Give the number of lines in the data that hold the word "شماره", and nothing else.
● ● ● ● ●
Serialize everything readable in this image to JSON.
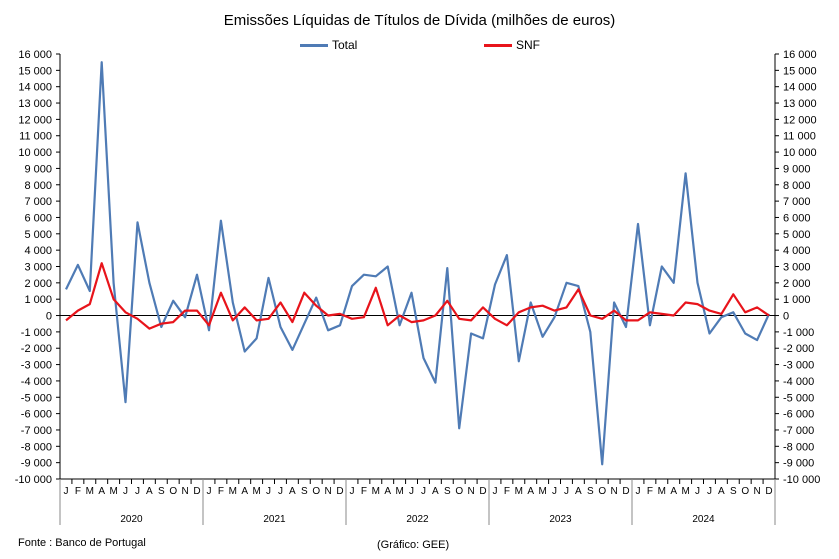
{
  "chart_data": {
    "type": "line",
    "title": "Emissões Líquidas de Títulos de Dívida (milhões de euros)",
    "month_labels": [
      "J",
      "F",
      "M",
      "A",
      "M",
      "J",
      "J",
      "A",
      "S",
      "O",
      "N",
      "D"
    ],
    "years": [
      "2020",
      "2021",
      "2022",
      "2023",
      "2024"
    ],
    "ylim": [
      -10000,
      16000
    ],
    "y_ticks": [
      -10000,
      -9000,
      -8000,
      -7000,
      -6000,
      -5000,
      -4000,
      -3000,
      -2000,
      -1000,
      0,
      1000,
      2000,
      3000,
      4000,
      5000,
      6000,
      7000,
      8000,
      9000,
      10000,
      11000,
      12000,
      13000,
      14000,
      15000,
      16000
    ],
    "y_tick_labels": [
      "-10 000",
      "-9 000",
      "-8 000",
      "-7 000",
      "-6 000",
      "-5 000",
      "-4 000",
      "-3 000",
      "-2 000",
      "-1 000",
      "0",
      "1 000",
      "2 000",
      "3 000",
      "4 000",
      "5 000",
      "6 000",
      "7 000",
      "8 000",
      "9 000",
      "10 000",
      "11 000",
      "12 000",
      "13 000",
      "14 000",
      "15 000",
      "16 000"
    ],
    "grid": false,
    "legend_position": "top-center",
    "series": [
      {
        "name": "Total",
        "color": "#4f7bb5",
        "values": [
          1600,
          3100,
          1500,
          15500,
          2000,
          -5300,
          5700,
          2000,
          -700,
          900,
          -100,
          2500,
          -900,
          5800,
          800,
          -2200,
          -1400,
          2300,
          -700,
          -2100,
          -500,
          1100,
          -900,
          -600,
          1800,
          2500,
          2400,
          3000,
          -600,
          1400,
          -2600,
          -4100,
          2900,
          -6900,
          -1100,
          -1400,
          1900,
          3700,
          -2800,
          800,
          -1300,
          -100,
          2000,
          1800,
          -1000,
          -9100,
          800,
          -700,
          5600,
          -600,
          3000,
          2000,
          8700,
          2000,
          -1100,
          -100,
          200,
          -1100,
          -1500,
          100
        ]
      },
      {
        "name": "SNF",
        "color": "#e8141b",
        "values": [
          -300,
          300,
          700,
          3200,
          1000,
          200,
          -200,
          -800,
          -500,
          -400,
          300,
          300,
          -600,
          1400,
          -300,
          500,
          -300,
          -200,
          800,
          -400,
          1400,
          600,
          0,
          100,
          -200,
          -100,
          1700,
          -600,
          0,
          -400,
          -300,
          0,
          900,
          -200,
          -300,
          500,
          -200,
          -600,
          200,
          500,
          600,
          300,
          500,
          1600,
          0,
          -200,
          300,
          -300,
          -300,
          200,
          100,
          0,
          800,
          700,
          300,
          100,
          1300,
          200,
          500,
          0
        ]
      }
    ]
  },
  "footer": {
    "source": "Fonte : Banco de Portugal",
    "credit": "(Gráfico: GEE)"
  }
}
● ● ● ● ●
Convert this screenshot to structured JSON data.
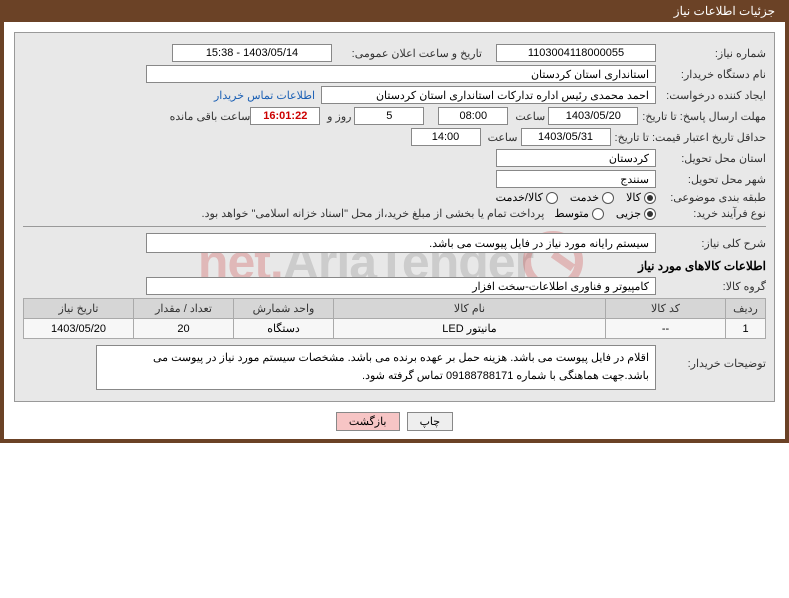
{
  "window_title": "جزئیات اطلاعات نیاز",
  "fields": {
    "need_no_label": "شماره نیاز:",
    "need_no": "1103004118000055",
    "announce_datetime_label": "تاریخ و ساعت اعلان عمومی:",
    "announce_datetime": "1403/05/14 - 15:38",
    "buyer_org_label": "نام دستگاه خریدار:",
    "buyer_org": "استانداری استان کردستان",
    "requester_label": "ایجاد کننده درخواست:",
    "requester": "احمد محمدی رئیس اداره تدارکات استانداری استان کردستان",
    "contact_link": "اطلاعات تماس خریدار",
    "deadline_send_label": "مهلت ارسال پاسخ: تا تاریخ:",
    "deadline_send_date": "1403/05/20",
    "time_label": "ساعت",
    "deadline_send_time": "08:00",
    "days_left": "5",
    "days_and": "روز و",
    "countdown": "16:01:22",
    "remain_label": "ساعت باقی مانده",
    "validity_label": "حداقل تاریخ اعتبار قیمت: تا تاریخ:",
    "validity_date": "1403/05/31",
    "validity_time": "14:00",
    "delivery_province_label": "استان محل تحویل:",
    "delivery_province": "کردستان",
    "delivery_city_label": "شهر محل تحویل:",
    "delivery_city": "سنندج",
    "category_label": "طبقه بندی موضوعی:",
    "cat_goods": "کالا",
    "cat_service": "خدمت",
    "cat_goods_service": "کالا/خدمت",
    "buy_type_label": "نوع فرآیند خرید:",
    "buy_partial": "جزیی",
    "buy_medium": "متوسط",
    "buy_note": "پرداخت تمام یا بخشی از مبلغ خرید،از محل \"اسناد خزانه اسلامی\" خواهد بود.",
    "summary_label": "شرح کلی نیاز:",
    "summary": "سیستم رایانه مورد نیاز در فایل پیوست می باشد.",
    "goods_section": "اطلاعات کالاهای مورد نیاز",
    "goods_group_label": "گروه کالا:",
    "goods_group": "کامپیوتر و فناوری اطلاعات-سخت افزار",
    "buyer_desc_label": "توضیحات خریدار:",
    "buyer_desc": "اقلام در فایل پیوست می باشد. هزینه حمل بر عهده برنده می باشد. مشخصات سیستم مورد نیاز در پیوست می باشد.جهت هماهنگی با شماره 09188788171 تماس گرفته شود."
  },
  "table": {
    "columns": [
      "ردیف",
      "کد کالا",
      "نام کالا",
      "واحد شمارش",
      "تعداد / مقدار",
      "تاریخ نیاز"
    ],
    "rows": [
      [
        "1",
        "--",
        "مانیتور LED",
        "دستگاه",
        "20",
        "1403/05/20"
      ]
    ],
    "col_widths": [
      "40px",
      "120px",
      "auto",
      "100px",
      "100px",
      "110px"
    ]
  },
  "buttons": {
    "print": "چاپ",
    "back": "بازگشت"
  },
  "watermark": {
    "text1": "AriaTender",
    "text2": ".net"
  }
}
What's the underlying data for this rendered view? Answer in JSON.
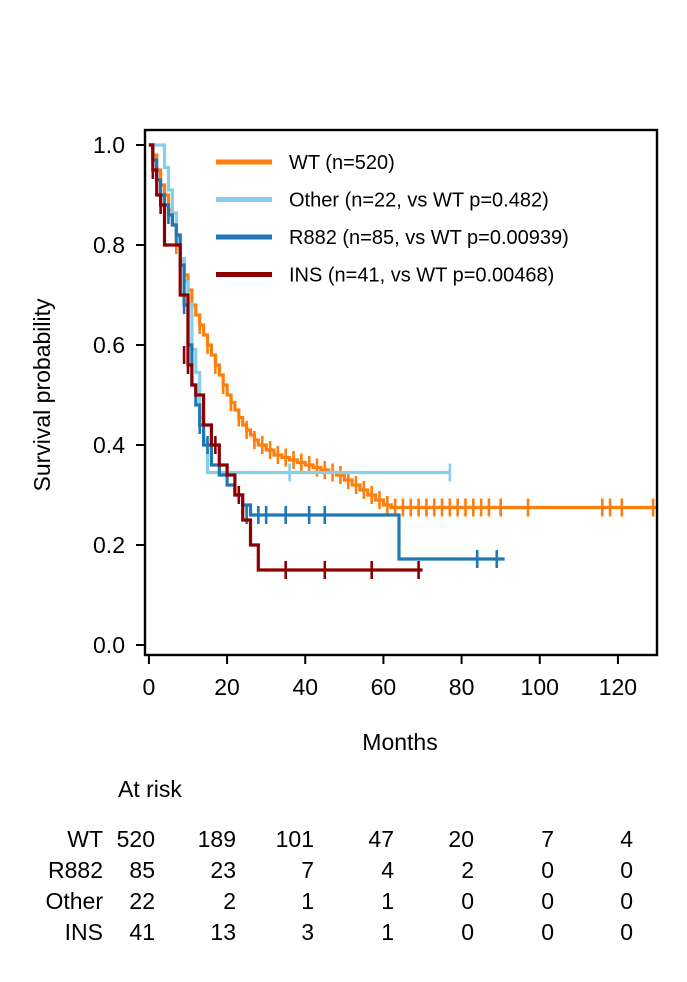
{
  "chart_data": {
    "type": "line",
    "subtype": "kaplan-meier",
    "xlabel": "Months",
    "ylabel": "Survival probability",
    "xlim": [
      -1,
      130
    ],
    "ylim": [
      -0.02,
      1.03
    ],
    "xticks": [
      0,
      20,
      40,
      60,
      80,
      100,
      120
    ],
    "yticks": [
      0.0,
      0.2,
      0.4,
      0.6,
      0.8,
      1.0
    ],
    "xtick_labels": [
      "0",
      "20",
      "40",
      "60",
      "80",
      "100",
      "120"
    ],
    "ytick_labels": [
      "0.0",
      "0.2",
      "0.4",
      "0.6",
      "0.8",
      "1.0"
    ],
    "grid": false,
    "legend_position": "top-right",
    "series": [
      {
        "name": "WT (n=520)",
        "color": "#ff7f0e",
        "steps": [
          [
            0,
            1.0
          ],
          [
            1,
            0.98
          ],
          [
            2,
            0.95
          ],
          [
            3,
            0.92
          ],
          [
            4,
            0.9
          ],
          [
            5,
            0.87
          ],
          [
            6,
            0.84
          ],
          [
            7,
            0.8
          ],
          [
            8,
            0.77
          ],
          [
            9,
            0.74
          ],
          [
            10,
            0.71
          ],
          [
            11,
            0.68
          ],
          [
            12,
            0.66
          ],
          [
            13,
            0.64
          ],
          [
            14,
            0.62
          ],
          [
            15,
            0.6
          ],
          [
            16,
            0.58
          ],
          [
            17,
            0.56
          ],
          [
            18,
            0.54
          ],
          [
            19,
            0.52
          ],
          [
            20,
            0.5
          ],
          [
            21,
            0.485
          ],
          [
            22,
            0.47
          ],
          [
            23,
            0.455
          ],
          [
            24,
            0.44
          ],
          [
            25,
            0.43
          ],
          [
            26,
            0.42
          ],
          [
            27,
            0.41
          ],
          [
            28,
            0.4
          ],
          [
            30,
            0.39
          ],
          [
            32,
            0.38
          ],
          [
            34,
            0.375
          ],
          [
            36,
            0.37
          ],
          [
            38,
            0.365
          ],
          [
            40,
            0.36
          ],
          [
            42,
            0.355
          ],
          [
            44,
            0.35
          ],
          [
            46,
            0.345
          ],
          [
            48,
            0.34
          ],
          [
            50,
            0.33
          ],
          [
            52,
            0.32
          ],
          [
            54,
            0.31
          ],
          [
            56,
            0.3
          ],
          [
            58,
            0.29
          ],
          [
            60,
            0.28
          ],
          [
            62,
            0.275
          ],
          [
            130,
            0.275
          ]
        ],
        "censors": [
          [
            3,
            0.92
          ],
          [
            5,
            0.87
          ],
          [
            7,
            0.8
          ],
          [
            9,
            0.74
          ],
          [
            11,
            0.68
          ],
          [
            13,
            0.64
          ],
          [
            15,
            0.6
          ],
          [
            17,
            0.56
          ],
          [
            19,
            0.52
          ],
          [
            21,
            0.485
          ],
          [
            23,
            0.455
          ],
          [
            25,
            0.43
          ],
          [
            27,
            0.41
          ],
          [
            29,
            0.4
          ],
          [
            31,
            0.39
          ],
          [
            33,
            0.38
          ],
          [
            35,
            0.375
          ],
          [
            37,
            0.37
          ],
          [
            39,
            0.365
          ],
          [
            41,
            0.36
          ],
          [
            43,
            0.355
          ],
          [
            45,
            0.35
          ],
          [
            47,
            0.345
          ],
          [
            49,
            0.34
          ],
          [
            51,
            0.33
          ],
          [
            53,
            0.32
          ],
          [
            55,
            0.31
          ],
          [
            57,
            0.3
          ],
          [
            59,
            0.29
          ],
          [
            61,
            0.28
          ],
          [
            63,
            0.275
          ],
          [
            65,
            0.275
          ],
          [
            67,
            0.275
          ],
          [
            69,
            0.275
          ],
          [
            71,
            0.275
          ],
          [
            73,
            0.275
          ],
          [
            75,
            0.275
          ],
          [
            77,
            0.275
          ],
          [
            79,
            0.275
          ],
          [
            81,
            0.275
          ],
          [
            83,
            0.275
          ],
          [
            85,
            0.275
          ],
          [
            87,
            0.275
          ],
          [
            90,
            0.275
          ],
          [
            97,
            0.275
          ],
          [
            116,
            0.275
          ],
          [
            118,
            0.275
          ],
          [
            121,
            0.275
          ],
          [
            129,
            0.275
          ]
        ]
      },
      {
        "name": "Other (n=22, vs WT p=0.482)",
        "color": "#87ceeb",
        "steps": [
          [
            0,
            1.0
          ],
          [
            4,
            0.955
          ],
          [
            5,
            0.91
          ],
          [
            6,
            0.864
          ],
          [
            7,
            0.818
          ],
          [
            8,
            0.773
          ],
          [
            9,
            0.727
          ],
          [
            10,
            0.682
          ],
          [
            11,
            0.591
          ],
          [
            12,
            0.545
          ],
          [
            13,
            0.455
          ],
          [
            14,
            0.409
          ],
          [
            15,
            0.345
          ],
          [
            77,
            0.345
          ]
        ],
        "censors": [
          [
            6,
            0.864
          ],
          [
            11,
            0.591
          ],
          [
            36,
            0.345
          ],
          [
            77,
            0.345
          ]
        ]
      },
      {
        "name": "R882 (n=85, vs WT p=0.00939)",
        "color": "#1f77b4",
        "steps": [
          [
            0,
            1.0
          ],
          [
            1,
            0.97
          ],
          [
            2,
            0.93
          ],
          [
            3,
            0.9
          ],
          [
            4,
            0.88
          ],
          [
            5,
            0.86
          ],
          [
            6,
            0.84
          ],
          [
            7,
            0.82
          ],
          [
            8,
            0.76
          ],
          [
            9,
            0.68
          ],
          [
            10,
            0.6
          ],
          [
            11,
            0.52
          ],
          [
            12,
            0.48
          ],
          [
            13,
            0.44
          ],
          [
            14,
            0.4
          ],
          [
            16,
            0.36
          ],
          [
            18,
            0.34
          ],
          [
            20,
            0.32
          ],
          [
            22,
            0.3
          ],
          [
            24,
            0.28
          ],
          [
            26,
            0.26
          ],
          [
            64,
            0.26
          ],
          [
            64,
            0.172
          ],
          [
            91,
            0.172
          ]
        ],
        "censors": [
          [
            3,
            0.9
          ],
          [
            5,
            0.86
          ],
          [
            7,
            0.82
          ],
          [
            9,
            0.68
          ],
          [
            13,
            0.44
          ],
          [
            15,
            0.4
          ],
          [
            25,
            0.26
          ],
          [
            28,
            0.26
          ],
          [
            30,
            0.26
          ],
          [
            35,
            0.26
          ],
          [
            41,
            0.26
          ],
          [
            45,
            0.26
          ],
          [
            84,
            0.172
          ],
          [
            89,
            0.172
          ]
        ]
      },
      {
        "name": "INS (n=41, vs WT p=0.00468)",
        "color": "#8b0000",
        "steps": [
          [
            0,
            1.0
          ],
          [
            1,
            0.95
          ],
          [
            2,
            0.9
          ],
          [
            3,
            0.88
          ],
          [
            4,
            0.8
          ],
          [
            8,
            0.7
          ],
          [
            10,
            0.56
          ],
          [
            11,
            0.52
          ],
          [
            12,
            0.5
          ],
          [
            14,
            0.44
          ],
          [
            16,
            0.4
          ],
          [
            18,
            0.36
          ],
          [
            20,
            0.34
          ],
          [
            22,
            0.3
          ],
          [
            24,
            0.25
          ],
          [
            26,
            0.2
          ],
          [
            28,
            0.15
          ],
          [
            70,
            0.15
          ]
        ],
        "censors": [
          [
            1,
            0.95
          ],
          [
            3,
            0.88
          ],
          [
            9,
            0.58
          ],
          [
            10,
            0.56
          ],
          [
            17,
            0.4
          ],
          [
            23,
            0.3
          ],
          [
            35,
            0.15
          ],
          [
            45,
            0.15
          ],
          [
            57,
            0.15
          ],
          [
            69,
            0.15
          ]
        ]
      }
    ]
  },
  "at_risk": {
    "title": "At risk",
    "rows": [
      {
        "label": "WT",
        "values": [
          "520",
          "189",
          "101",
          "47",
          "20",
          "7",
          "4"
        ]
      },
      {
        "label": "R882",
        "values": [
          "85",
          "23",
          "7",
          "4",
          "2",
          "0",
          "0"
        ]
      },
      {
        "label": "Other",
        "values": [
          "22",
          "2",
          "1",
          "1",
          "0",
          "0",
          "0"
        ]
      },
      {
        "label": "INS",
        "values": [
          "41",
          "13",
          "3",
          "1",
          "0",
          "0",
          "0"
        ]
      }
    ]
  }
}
● ● ● ● ●
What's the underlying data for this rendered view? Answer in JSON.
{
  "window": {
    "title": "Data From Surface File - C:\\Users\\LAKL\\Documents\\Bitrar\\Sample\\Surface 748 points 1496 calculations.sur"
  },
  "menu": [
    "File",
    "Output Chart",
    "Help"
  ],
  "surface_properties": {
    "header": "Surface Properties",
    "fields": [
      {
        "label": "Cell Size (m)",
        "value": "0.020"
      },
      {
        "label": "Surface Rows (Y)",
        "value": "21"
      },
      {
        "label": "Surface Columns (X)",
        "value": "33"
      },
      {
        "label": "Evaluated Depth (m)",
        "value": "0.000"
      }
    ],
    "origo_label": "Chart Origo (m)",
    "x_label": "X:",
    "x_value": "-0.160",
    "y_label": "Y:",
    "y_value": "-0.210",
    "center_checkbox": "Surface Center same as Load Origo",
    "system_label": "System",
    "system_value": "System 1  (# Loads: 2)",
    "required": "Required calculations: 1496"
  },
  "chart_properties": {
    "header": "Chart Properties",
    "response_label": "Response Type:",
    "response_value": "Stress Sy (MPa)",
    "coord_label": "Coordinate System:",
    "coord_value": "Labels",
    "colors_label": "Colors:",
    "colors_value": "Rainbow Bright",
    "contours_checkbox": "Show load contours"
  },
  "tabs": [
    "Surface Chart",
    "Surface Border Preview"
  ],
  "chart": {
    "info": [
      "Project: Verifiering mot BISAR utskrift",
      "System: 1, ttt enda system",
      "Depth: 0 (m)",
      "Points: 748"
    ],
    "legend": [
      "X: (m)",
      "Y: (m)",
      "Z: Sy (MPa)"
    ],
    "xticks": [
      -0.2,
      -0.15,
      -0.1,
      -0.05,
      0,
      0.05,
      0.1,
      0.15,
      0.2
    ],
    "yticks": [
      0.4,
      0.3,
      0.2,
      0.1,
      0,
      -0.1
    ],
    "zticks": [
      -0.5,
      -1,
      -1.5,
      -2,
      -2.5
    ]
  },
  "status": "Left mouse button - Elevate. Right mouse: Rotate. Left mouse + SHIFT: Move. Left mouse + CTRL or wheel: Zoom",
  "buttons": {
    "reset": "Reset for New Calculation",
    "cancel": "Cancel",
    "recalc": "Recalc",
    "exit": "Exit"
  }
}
● ● ● ● ●
REPLY TO THE EXERCISE - 2